Excerpted data –
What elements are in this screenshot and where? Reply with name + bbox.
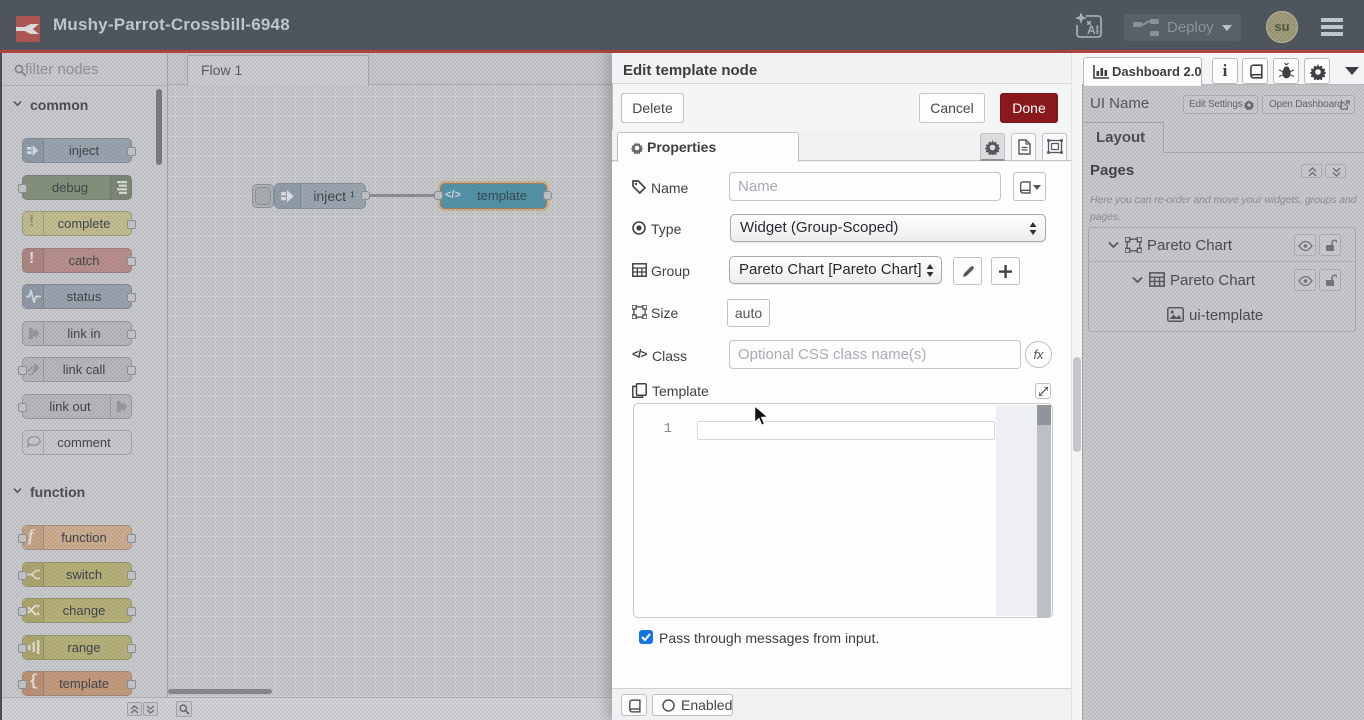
svg-text:AI: AI [1087, 23, 1099, 37]
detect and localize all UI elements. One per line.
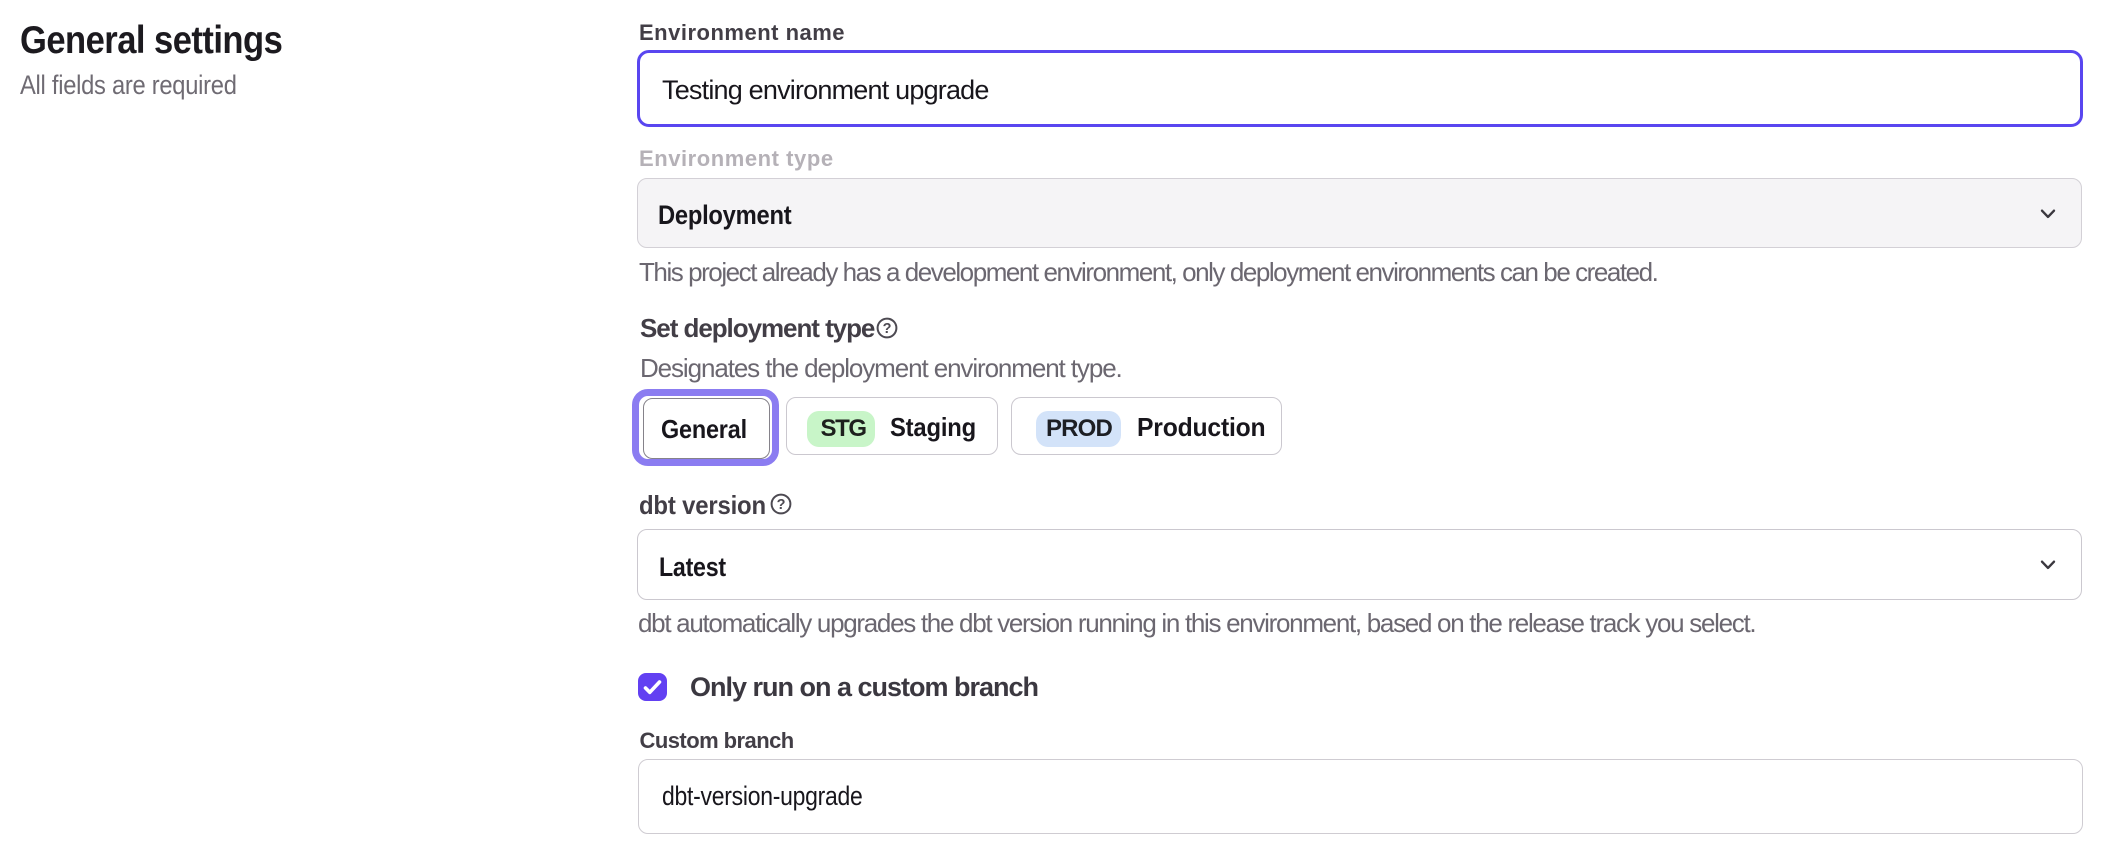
svg-text:?: ? bbox=[882, 321, 891, 337]
svg-text:?: ? bbox=[777, 497, 786, 513]
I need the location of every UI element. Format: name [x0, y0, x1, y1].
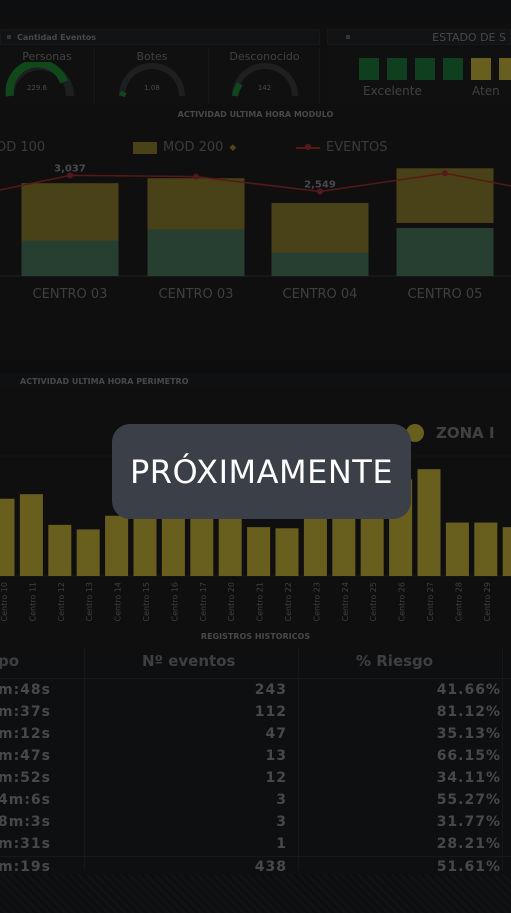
modal-message: PRÓXIMAMENTE [129, 452, 394, 491]
proximamente-modal: PRÓXIMAMENTE [112, 424, 411, 519]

Exercise details – Write out every line of the listing above as a numbered list, skipping any blank lines. Leave the pictures out.

Written solution –
1. What elements are in this screenshot and where? Reply with name + bbox.
2. svg-text:AI: AI [1087, 23, 1099, 37]
3. detect and localize all UI elements. One per line.
4. svg-text:?: ? bbox=[882, 321, 891, 337]
5. svg-text:?: ? bbox=[777, 497, 786, 513]
6. I need the location of every UI element. Format: name [x0, y0, x1, y1].
7. modal-message: PRÓXIMAMENTE [129, 452, 394, 491]
8. proximamente-modal: PRÓXIMAMENTE [112, 424, 411, 519]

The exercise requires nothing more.